What is needed: The listing below should be copied in full, word for word.

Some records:
* Start *
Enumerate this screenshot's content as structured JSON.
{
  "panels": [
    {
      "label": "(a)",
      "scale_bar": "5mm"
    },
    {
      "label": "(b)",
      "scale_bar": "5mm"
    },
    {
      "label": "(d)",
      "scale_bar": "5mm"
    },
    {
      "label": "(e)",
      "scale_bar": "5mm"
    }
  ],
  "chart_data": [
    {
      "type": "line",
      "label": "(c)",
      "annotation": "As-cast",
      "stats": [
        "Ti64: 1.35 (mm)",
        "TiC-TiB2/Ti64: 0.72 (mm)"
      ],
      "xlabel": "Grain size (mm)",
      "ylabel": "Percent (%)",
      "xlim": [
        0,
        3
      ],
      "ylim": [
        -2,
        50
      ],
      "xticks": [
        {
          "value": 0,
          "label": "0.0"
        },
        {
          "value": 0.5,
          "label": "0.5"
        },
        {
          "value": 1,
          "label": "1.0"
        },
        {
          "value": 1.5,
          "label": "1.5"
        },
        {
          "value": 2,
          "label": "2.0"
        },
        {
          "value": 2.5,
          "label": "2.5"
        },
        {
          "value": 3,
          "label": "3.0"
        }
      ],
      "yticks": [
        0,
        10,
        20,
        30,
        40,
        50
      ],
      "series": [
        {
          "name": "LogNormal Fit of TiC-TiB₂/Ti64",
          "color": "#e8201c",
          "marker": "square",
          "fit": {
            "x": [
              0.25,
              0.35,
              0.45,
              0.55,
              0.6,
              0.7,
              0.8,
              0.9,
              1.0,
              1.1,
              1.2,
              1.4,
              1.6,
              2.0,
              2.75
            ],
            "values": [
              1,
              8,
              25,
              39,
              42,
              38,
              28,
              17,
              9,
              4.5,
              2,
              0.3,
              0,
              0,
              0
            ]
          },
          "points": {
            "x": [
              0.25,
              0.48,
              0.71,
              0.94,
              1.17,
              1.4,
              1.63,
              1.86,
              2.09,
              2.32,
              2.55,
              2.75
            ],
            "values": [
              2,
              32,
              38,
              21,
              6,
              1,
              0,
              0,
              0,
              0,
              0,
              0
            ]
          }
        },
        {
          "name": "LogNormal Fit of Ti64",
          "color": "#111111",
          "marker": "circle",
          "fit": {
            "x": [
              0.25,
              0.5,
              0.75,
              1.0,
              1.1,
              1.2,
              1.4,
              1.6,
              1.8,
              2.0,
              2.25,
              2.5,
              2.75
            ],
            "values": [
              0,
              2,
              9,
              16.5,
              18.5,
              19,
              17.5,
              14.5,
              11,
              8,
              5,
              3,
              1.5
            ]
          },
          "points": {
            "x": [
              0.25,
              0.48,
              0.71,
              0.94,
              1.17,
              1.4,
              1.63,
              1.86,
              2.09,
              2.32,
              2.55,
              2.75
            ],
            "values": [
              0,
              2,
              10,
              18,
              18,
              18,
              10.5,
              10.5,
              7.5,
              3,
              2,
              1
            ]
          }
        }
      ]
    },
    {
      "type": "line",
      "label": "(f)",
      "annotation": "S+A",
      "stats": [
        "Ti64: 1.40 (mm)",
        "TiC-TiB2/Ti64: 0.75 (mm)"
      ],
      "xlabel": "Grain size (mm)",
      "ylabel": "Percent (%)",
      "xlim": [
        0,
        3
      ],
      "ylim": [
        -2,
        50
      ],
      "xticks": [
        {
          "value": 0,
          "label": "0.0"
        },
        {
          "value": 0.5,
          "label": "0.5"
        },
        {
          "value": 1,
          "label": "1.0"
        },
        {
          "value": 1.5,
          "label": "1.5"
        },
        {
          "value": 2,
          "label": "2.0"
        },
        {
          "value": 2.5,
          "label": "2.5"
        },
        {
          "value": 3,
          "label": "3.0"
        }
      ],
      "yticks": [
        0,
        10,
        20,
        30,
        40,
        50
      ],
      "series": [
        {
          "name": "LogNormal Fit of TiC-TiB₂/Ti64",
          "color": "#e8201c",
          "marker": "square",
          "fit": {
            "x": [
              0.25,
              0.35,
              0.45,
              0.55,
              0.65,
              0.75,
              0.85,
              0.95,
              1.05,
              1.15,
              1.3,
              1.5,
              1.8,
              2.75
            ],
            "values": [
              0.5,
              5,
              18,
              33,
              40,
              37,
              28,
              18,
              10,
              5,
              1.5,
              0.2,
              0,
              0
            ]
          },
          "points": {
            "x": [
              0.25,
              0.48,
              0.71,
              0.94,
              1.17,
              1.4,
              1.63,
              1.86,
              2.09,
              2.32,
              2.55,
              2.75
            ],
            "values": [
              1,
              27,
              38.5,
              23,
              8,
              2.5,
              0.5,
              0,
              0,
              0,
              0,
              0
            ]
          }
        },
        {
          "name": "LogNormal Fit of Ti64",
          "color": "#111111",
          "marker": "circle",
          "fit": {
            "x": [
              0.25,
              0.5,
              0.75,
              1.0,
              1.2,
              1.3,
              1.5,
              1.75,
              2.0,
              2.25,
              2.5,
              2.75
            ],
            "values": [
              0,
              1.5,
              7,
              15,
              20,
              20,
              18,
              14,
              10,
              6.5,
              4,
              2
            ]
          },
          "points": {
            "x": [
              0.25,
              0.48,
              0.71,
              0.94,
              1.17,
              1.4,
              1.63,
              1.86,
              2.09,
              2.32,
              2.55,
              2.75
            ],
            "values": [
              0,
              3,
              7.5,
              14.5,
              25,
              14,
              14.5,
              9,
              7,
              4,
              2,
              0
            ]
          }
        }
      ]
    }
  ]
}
* End *
Result of this task:
Enumerate this screenshot's content as structured JSON.
{
  "panels": [
    {
      "label": "(a)",
      "scale_bar": "5mm"
    },
    {
      "label": "(b)",
      "scale_bar": "5mm"
    },
    {
      "label": "(d)",
      "scale_bar": "5mm"
    },
    {
      "label": "(e)",
      "scale_bar": "5mm"
    }
  ],
  "chart_data": [
    {
      "type": "line",
      "label": "(c)",
      "annotation": "As-cast",
      "stats": [
        "Ti64: 1.35 (mm)",
        "TiC-TiB2/Ti64: 0.72 (mm)"
      ],
      "xlabel": "Grain size (mm)",
      "ylabel": "Percent (%)",
      "xlim": [
        0,
        3
      ],
      "ylim": [
        -2,
        50
      ],
      "xticks": [
        {
          "value": 0,
          "label": "0.0"
        },
        {
          "value": 0.5,
          "label": "0.5"
        },
        {
          "value": 1,
          "label": "1.0"
        },
        {
          "value": 1.5,
          "label": "1.5"
        },
        {
          "value": 2,
          "label": "2.0"
        },
        {
          "value": 2.5,
          "label": "2.5"
        },
        {
          "value": 3,
          "label": "3.0"
        }
      ],
      "yticks": [
        0,
        10,
        20,
        30,
        40,
        50
      ],
      "series": [
        {
          "name": "LogNormal Fit of TiC-TiB₂/Ti64",
          "color": "#e8201c",
          "marker": "square",
          "fit": {
            "x": [
              0.25,
              0.35,
              0.45,
              0.55,
              0.6,
              0.7,
              0.8,
              0.9,
              1.0,
              1.1,
              1.2,
              1.4,
              1.6,
              2.0,
              2.75
            ],
            "values": [
              1,
              8,
              25,
              39,
              42,
              38,
              28,
              17,
              9,
              4.5,
              2,
              0.3,
              0,
              0,
              0
            ]
          },
          "points": {
            "x": [
              0.25,
              0.48,
              0.71,
              0.94,
              1.17,
              1.4,
              1.63,
              1.86,
              2.09,
              2.32,
              2.55,
              2.75
            ],
            "values": [
              2,
              32,
              38,
              21,
              6,
              1,
              0,
              0,
              0,
              0,
              0,
              0
            ]
          }
        },
        {
          "name": "LogNormal Fit of Ti64",
          "color": "#111111",
          "marker": "circle",
          "fit": {
            "x": [
              0.25,
              0.5,
              0.75,
              1.0,
              1.1,
              1.2,
              1.4,
              1.6,
              1.8,
              2.0,
              2.25,
              2.5,
              2.75
            ],
            "values": [
              0,
              2,
              9,
              16.5,
              18.5,
              19,
              17.5,
              14.5,
              11,
              8,
              5,
              3,
              1.5
            ]
          },
          "points": {
            "x": [
              0.25,
              0.48,
              0.71,
              0.94,
              1.17,
              1.4,
              1.63,
              1.86,
              2.09,
              2.32,
              2.55,
              2.75
            ],
            "values": [
              0,
              2,
              10,
              18,
              18,
              18,
              10.5,
              10.5,
              7.5,
              3,
              2,
              1
            ]
          }
        }
      ]
    },
    {
      "type": "line",
      "label": "(f)",
      "annotation": "S+A",
      "stats": [
        "Ti64: 1.40 (mm)",
        "TiC-TiB2/Ti64: 0.75 (mm)"
      ],
      "xlabel": "Grain size (mm)",
      "ylabel": "Percent (%)",
      "xlim": [
        0,
        3
      ],
      "ylim": [
        -2,
        50
      ],
      "xticks": [
        {
          "value": 0,
          "label": "0.0"
        },
        {
          "value": 0.5,
          "label": "0.5"
        },
        {
          "value": 1,
          "label": "1.0"
        },
        {
          "value": 1.5,
          "label": "1.5"
        },
        {
          "value": 2,
          "label": "2.0"
        },
        {
          "value": 2.5,
          "label": "2.5"
        },
        {
          "value": 3,
          "label": "3.0"
        }
      ],
      "yticks": [
        0,
        10,
        20,
        30,
        40,
        50
      ],
      "series": [
        {
          "name": "LogNormal Fit of TiC-TiB₂/Ti64",
          "color": "#e8201c",
          "marker": "square",
          "fit": {
            "x": [
              0.25,
              0.35,
              0.45,
              0.55,
              0.65,
              0.75,
              0.85,
              0.95,
              1.05,
              1.15,
              1.3,
              1.5,
              1.8,
              2.75
            ],
            "values": [
              0.5,
              5,
              18,
              33,
              40,
              37,
              28,
              18,
              10,
              5,
              1.5,
              0.2,
              0,
              0
            ]
          },
          "points": {
            "x": [
              0.25,
              0.48,
              0.71,
              0.94,
              1.17,
              1.4,
              1.63,
              1.86,
              2.09,
              2.32,
              2.55,
              2.75
            ],
            "values": [
              1,
              27,
              38.5,
              23,
              8,
              2.5,
              0.5,
              0,
              0,
              0,
              0,
              0
            ]
          }
        },
        {
          "name": "LogNormal Fit of Ti64",
          "color": "#111111",
          "marker": "circle",
          "fit": {
            "x": [
              0.25,
              0.5,
              0.75,
              1.0,
              1.2,
              1.3,
              1.5,
              1.75,
              2.0,
              2.25,
              2.5,
              2.75
            ],
            "values": [
              0,
              1.5,
              7,
              15,
              20,
              20,
              18,
              14,
              10,
              6.5,
              4,
              2
            ]
          },
          "points": {
            "x": [
              0.25,
              0.48,
              0.71,
              0.94,
              1.17,
              1.4,
              1.63,
              1.86,
              2.09,
              2.32,
              2.55,
              2.75
            ],
            "values": [
              0,
              3,
              7.5,
              14.5,
              25,
              14,
              14.5,
              9,
              7,
              4,
              2,
              0
            ]
          }
        }
      ]
    }
  ]
}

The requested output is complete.